### [WHAT THE EXERCISE ASKS]
Give the entries back exactly, dropping each image.
-- DATA SUPPLIED start --
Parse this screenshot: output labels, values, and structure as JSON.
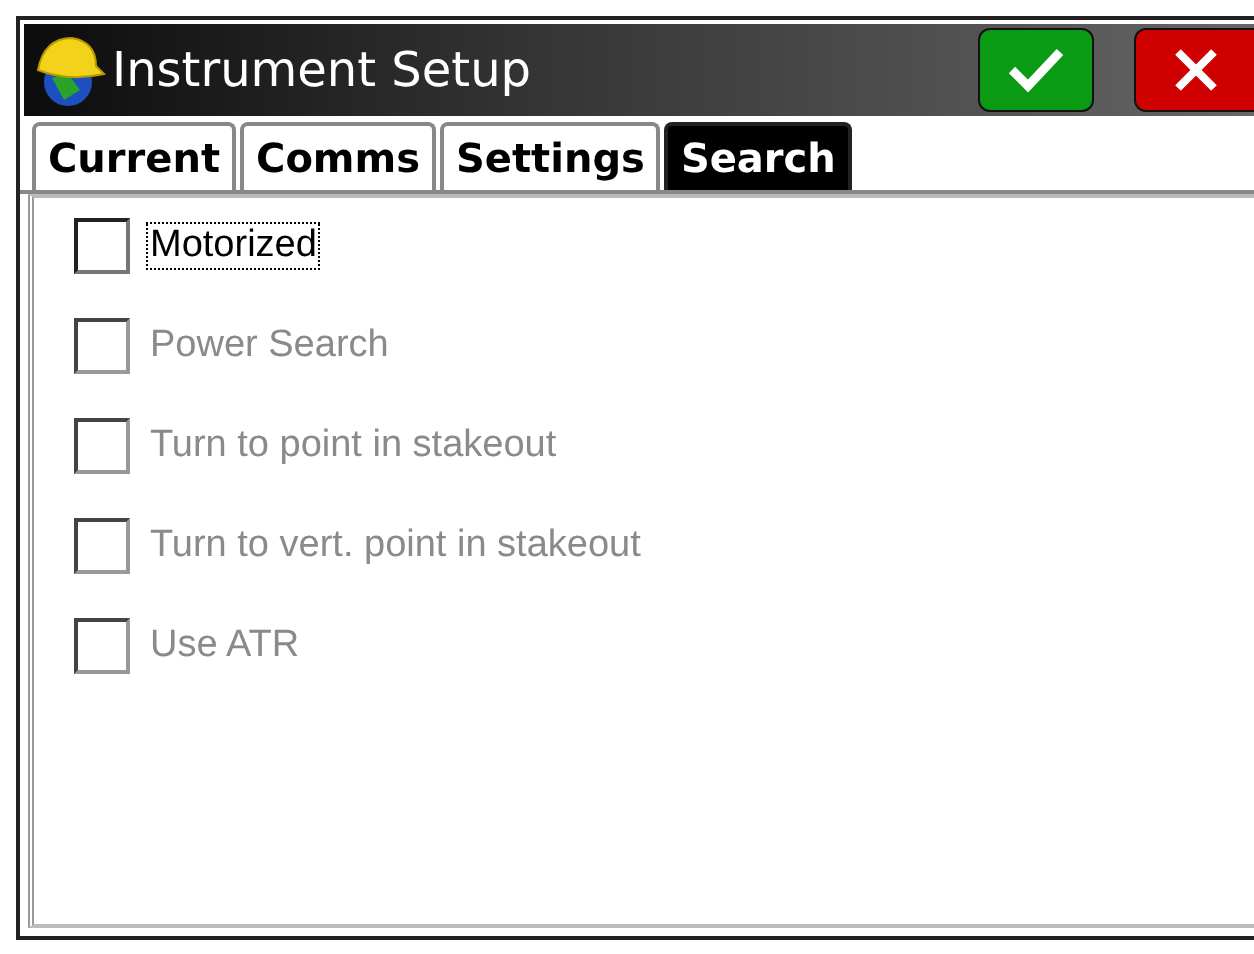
{
  "window": {
    "title": "Instrument Setup"
  },
  "tabs": [
    {
      "label": "Current",
      "selected": false
    },
    {
      "label": "Comms",
      "selected": false
    },
    {
      "label": "Settings",
      "selected": false
    },
    {
      "label": "Search",
      "selected": true
    }
  ],
  "options": [
    {
      "label": "Motorized",
      "checked": false,
      "disabled": false,
      "focused": true
    },
    {
      "label": "Power Search",
      "checked": false,
      "disabled": true,
      "focused": false
    },
    {
      "label": "Turn to point in stakeout",
      "checked": false,
      "disabled": true,
      "focused": false
    },
    {
      "label": "Turn to vert. point in stakeout",
      "checked": false,
      "disabled": true,
      "focused": false
    },
    {
      "label": "Use ATR",
      "checked": false,
      "disabled": true,
      "focused": false
    }
  ]
}
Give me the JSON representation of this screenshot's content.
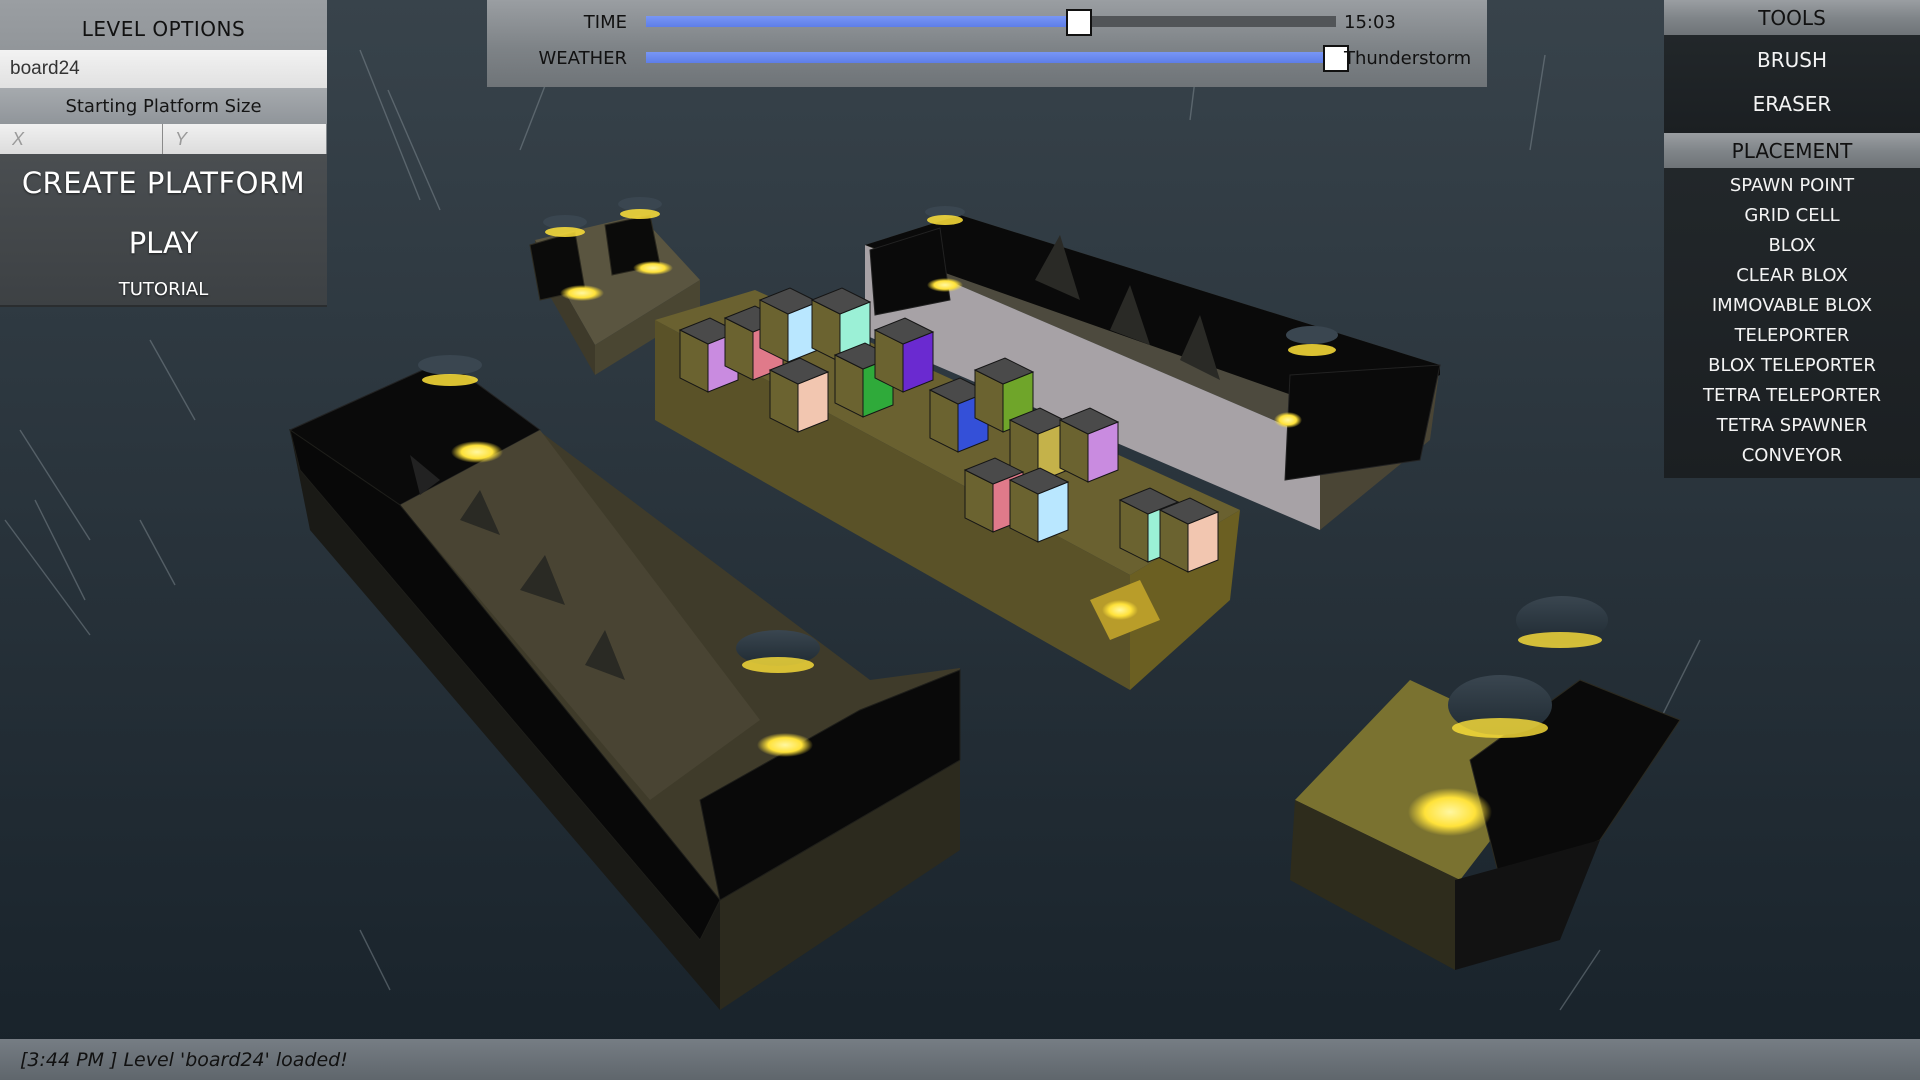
{
  "level_options": {
    "title": "LEVEL OPTIONS",
    "level_name_value": "board24",
    "platform_size_label": "Starting Platform Size",
    "size_x_placeholder": "X",
    "size_y_placeholder": "Y",
    "create_platform_label": "CREATE PLATFORM",
    "play_label": "PLAY",
    "tutorial_label": "TUTORIAL"
  },
  "environment": {
    "time": {
      "label": "TIME",
      "value_text": "15:03",
      "fraction": 0.627
    },
    "weather": {
      "label": "WEATHER",
      "value_text": "Thunderstorm",
      "fraction": 1.0
    },
    "colors": {
      "slider_fill": "#6a88ef",
      "slider_track": "#525558",
      "thumb": "#ffffff"
    }
  },
  "tools": {
    "title": "TOOLS",
    "items": [
      {
        "label": "BRUSH"
      },
      {
        "label": "ERASER"
      }
    ],
    "placement_title": "PLACEMENT",
    "placement_items": [
      {
        "label": "SPAWN POINT"
      },
      {
        "label": "GRID CELL"
      },
      {
        "label": "BLOX"
      },
      {
        "label": "CLEAR BLOX"
      },
      {
        "label": "IMMOVABLE BLOX"
      },
      {
        "label": "TELEPORTER"
      },
      {
        "label": "BLOX TELEPORTER"
      },
      {
        "label": "TETRA TELEPORTER"
      },
      {
        "label": "TETRA SPAWNER"
      },
      {
        "label": "CONVEYOR"
      }
    ]
  },
  "status": {
    "message": "[3:44 PM ] Level 'board24' loaded!"
  },
  "scene": {
    "description": "3D level editor viewport: floating platforms over stormy water with rain",
    "accent_glow": "#ffe23a",
    "blox_colors": [
      "#c98be0",
      "#e07a8a",
      "#b9e7ff",
      "#9bf0d6",
      "#f2c6b0",
      "#2faa3a",
      "#6a2ad0",
      "#3450d8",
      "#6fa52a",
      "#c4b24a"
    ]
  }
}
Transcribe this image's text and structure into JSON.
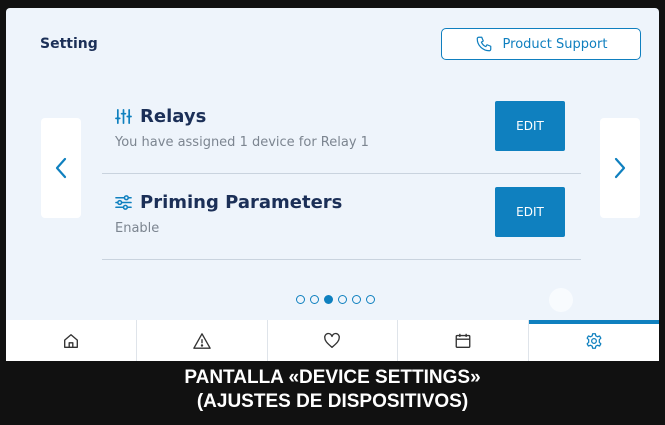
{
  "header": {
    "title": "Setting"
  },
  "support_button": {
    "label": "Product Support",
    "icon": "phone-icon"
  },
  "rows": [
    {
      "title": "Relays",
      "subtitle": "You have assigned 1 device for Relay 1",
      "edit_label": "EDIT",
      "icon": "relay-sliders-icon"
    },
    {
      "title": "Priming Parameters",
      "subtitle": "Enable",
      "edit_label": "EDIT",
      "icon": "priming-sliders-icon"
    }
  ],
  "pagination": {
    "total": 6,
    "current": 3
  },
  "tabs": [
    {
      "name": "home",
      "icon": "home-icon",
      "active": false
    },
    {
      "name": "alerts",
      "icon": "warning-icon",
      "active": false
    },
    {
      "name": "favorites",
      "icon": "heart-icon",
      "active": false
    },
    {
      "name": "schedule",
      "icon": "calendar-icon",
      "active": false
    },
    {
      "name": "settings",
      "icon": "gear-icon",
      "active": true
    }
  ],
  "caption": {
    "line1": "PANTALLA «DEVICE SETTINGS»",
    "line2": "(AJUSTES DE DISPOSITIVOS)"
  },
  "colors": {
    "accent": "#0f80bf",
    "title": "#1b2f57",
    "background": "#eef4fb"
  }
}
-- DATA SUPPLIED end --
### [RESPONSE TO THE TASK]
Parse this screenshot: output labels, values, and structure as JSON.
{
  "window": {
    "title": "Instrument Setup"
  },
  "tabs": [
    {
      "label": "Current",
      "selected": false
    },
    {
      "label": "Comms",
      "selected": false
    },
    {
      "label": "Settings",
      "selected": false
    },
    {
      "label": "Search",
      "selected": true
    }
  ],
  "options": [
    {
      "label": "Motorized",
      "checked": false,
      "disabled": false,
      "focused": true
    },
    {
      "label": "Power Search",
      "checked": false,
      "disabled": true,
      "focused": false
    },
    {
      "label": "Turn to point in stakeout",
      "checked": false,
      "disabled": true,
      "focused": false
    },
    {
      "label": "Turn to vert. point in stakeout",
      "checked": false,
      "disabled": true,
      "focused": false
    },
    {
      "label": "Use ATR",
      "checked": false,
      "disabled": true,
      "focused": false
    }
  ]
}
Give me the JSON representation of this screenshot's content.
{
  "level_options": {
    "title": "LEVEL OPTIONS",
    "level_name_value": "board24",
    "platform_size_label": "Starting Platform Size",
    "size_x_placeholder": "X",
    "size_y_placeholder": "Y",
    "create_platform_label": "CREATE PLATFORM",
    "play_label": "PLAY",
    "tutorial_label": "TUTORIAL"
  },
  "environment": {
    "time": {
      "label": "TIME",
      "value_text": "15:03",
      "fraction": 0.627
    },
    "weather": {
      "label": "WEATHER",
      "value_text": "Thunderstorm",
      "fraction": 1.0
    },
    "colors": {
      "slider_fill": "#6a88ef",
      "slider_track": "#525558",
      "thumb": "#ffffff"
    }
  },
  "tools": {
    "title": "TOOLS",
    "items": [
      {
        "label": "BRUSH"
      },
      {
        "label": "ERASER"
      }
    ],
    "placement_title": "PLACEMENT",
    "placement_items": [
      {
        "label": "SPAWN POINT"
      },
      {
        "label": "GRID CELL"
      },
      {
        "label": "BLOX"
      },
      {
        "label": "CLEAR BLOX"
      },
      {
        "label": "IMMOVABLE BLOX"
      },
      {
        "label": "TELEPORTER"
      },
      {
        "label": "BLOX TELEPORTER"
      },
      {
        "label": "TETRA TELEPORTER"
      },
      {
        "label": "TETRA SPAWNER"
      },
      {
        "label": "CONVEYOR"
      }
    ]
  },
  "status": {
    "message": "[3:44 PM ] Level 'board24' loaded!"
  },
  "scene": {
    "description": "3D level editor viewport: floating platforms over stormy water with rain",
    "accent_glow": "#ffe23a",
    "blox_colors": [
      "#c98be0",
      "#e07a8a",
      "#b9e7ff",
      "#9bf0d6",
      "#f2c6b0",
      "#2faa3a",
      "#6a2ad0",
      "#3450d8",
      "#6fa52a",
      "#c4b24a"
    ]
  }
}
Transcribe this image's text and structure into JSON.
{
  "header": {
    "title": "Setting"
  },
  "support_button": {
    "label": "Product Support",
    "icon": "phone-icon"
  },
  "rows": [
    {
      "title": "Relays",
      "subtitle": "You have assigned 1 device for Relay 1",
      "edit_label": "EDIT",
      "icon": "relay-sliders-icon"
    },
    {
      "title": "Priming Parameters",
      "subtitle": "Enable",
      "edit_label": "EDIT",
      "icon": "priming-sliders-icon"
    }
  ],
  "pagination": {
    "total": 6,
    "current": 3
  },
  "tabs": [
    {
      "name": "home",
      "icon": "home-icon",
      "active": false
    },
    {
      "name": "alerts",
      "icon": "warning-icon",
      "active": false
    },
    {
      "name": "favorites",
      "icon": "heart-icon",
      "active": false
    },
    {
      "name": "schedule",
      "icon": "calendar-icon",
      "active": false
    },
    {
      "name": "settings",
      "icon": "gear-icon",
      "active": true
    }
  ],
  "caption": {
    "line1": "PANTALLA «DEVICE SETTINGS»",
    "line2": "(AJUSTES DE DISPOSITIVOS)"
  },
  "colors": {
    "accent": "#0f80bf",
    "title": "#1b2f57",
    "background": "#eef4fb"
  }
}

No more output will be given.